Problem requirements:
Copy out the material below, renaming "net-assets-marker" to "equity-marker" wherever it appears and changing nothing else. Leave the picture out of your answer.
⁂
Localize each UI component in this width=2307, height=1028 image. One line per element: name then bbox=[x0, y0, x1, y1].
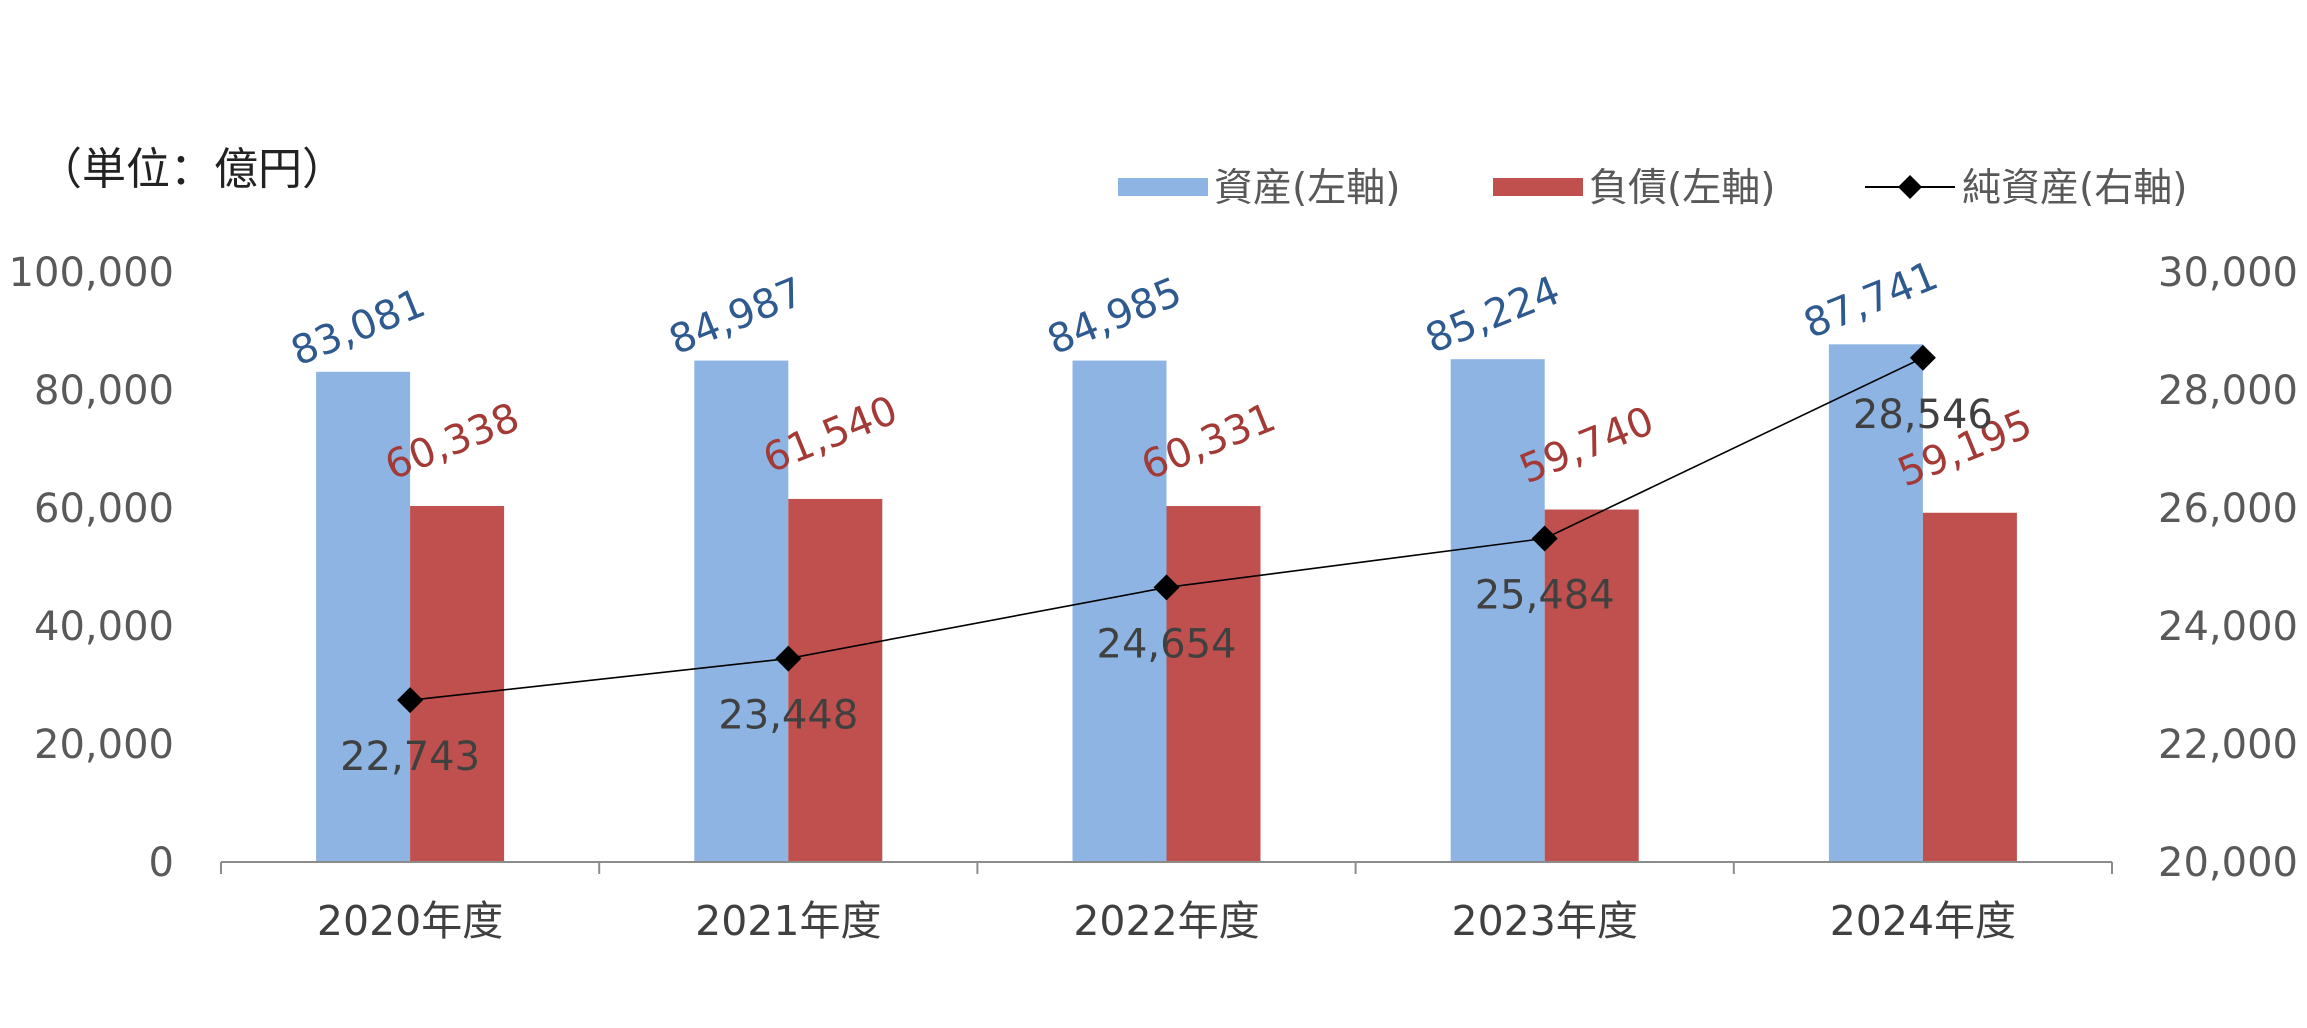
asset-value-label: 87,741 bbox=[1798, 253, 1945, 348]
y-left-tick-label: 100,000 bbox=[9, 250, 174, 296]
net-assets-marker bbox=[1909, 344, 1936, 371]
y-right-tick-label: 22,000 bbox=[2158, 722, 2298, 768]
liability-bar bbox=[1544, 509, 1639, 862]
x-axis: 2020年度 2021年度 2022年度 2023年度 2024年度 bbox=[220, 861, 2113, 945]
asset-value-label: 83,081 bbox=[285, 280, 432, 375]
unit-label: （単位：億円） bbox=[38, 144, 346, 195]
asset-bar bbox=[694, 360, 789, 862]
net-assets-marker bbox=[397, 687, 424, 714]
liability-bar bbox=[1166, 506, 1261, 862]
legend-swatch-assets bbox=[1118, 178, 1208, 196]
y-right-tick-label: 26,000 bbox=[2158, 486, 2298, 532]
net-assets-marker bbox=[1531, 525, 1558, 552]
y-left-tick-label: 60,000 bbox=[34, 486, 174, 532]
legend-label-liabilities: 負債(左軸) bbox=[1589, 166, 1775, 211]
net-assets-marker bbox=[775, 645, 802, 672]
net-assets-value-label: 28,546 bbox=[1853, 392, 1993, 438]
bars bbox=[316, 344, 2017, 862]
y-right-tick-label: 20,000 bbox=[2158, 840, 2298, 886]
y-left-tick-label: 0 bbox=[149, 840, 174, 886]
asset-bar bbox=[316, 371, 411, 862]
asset-bar bbox=[1450, 359, 1545, 862]
asset-bar bbox=[1828, 344, 1923, 862]
asset-value-label: 85,224 bbox=[1419, 268, 1566, 363]
legend-marker-net-assets bbox=[1898, 175, 1922, 199]
net-assets-value-label: 23,448 bbox=[718, 693, 858, 739]
liability-bar bbox=[410, 506, 505, 862]
net-assets-value-label: 22,743 bbox=[340, 734, 480, 780]
net-assets-value-label: 25,484 bbox=[1475, 572, 1615, 618]
y-right-tick-label: 28,000 bbox=[2158, 368, 2298, 414]
x-tick-label: 2020年度 bbox=[317, 897, 503, 945]
net-assets-line bbox=[397, 344, 1936, 714]
y-left-tick-label: 80,000 bbox=[34, 368, 174, 414]
net-assets-marker bbox=[1153, 574, 1180, 601]
legend-label-net-assets: 純資産(右軸) bbox=[1962, 166, 2187, 211]
y-axis-right: 20,000 22,000 24,000 26,000 28,000 30,000 bbox=[2158, 250, 2298, 886]
y-right-tick-label: 30,000 bbox=[2158, 250, 2298, 296]
asset-value-label: 84,987 bbox=[663, 269, 810, 364]
liability-bar bbox=[1922, 512, 2017, 862]
asset-bar bbox=[1072, 360, 1167, 862]
asset-value-label: 84,985 bbox=[1041, 269, 1188, 364]
x-tick-label: 2024年度 bbox=[1830, 897, 2016, 945]
y-left-tick-label: 20,000 bbox=[34, 722, 174, 768]
legend-label-assets: 資産(左軸) bbox=[1214, 166, 1400, 211]
legend-swatch-liabilities bbox=[1493, 178, 1583, 196]
y-left-tick-label: 40,000 bbox=[34, 604, 174, 650]
net-assets-value-label: 24,654 bbox=[1097, 621, 1237, 667]
y-right-tick-label: 24,000 bbox=[2158, 604, 2298, 650]
x-tick-label: 2022年度 bbox=[1073, 897, 1259, 945]
y-axis-left: 0 20,000 40,000 60,000 80,000 100,000 bbox=[9, 250, 174, 886]
legend: 資産(左軸) 負債(左軸) 純資産(右軸) bbox=[1118, 166, 2187, 211]
x-tick-label: 2023年度 bbox=[1452, 897, 1638, 945]
x-tick-label: 2021年度 bbox=[695, 897, 881, 945]
liability-bar bbox=[788, 498, 883, 862]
⁂
Result:
Localize each UI component in this width=2307, height=1028 image. One line per element: name then bbox=[x0, y0, x1, y1].
asset-value-label: 87,741 bbox=[1798, 253, 1945, 348]
y-left-tick-label: 100,000 bbox=[9, 250, 174, 296]
equity-marker bbox=[1909, 344, 1936, 371]
y-right-tick-label: 22,000 bbox=[2158, 722, 2298, 768]
liability-bar bbox=[1544, 509, 1639, 862]
x-axis: 2020年度 2021年度 2022年度 2023年度 2024年度 bbox=[220, 861, 2113, 945]
asset-value-label: 83,081 bbox=[285, 280, 432, 375]
unit-label: （単位：億円） bbox=[38, 144, 346, 195]
asset-bar bbox=[694, 360, 789, 862]
equity-marker bbox=[397, 687, 424, 714]
liability-bar bbox=[1166, 506, 1261, 862]
legend-swatch-assets bbox=[1118, 178, 1208, 196]
y-right-tick-label: 26,000 bbox=[2158, 486, 2298, 532]
equity-marker bbox=[1531, 525, 1558, 552]
y-left-tick-label: 60,000 bbox=[34, 486, 174, 532]
legend-label-liabilities: 負債(左軸) bbox=[1589, 166, 1775, 211]
equity-marker bbox=[775, 645, 802, 672]
net-assets-value-label: 28,546 bbox=[1853, 392, 1993, 438]
bars bbox=[316, 344, 2017, 862]
y-right-tick-label: 20,000 bbox=[2158, 840, 2298, 886]
y-left-tick-label: 0 bbox=[149, 840, 174, 886]
asset-bar bbox=[316, 371, 411, 862]
asset-bar bbox=[1450, 359, 1545, 862]
asset-bar bbox=[1828, 344, 1923, 862]
asset-value-label: 85,224 bbox=[1419, 268, 1566, 363]
legend-marker-net-assets bbox=[1898, 175, 1922, 199]
net-assets-value-label: 23,448 bbox=[718, 693, 858, 739]
liability-bar bbox=[410, 506, 505, 862]
net-assets-value-label: 22,743 bbox=[340, 734, 480, 780]
net-assets-value-label: 25,484 bbox=[1475, 572, 1615, 618]
y-right-tick-label: 28,000 bbox=[2158, 368, 2298, 414]
x-tick-label: 2020年度 bbox=[317, 897, 503, 945]
net-assets-line bbox=[397, 344, 1936, 714]
y-left-tick-label: 80,000 bbox=[34, 368, 174, 414]
equity-marker bbox=[1153, 574, 1180, 601]
legend-label-net-assets: 純資産(右軸) bbox=[1962, 166, 2187, 211]
y-axis-right: 20,000 22,000 24,000 26,000 28,000 30,000 bbox=[2158, 250, 2298, 886]
y-right-tick-label: 30,000 bbox=[2158, 250, 2298, 296]
asset-value-label: 84,987 bbox=[663, 269, 810, 364]
liability-bar bbox=[1922, 512, 2017, 862]
asset-bar bbox=[1072, 360, 1167, 862]
asset-value-label: 84,985 bbox=[1041, 269, 1188, 364]
x-tick-label: 2024年度 bbox=[1830, 897, 2016, 945]
y-left-tick-label: 20,000 bbox=[34, 722, 174, 768]
legend-label-assets: 資産(左軸) bbox=[1214, 166, 1400, 211]
legend-swatch-liabilities bbox=[1493, 178, 1583, 196]
y-left-tick-label: 40,000 bbox=[34, 604, 174, 650]
net-assets-value-label: 24,654 bbox=[1097, 621, 1237, 667]
y-right-tick-label: 24,000 bbox=[2158, 604, 2298, 650]
x-tick-label: 2022年度 bbox=[1073, 897, 1259, 945]
y-axis-left: 0 20,000 40,000 60,000 80,000 100,000 bbox=[9, 250, 174, 886]
legend: 資産(左軸) 負債(左軸) 純資産(右軸) bbox=[1118, 166, 2187, 211]
x-tick-label: 2023年度 bbox=[1452, 897, 1638, 945]
x-tick-label: 2021年度 bbox=[695, 897, 881, 945]
liability-bar bbox=[788, 498, 883, 862]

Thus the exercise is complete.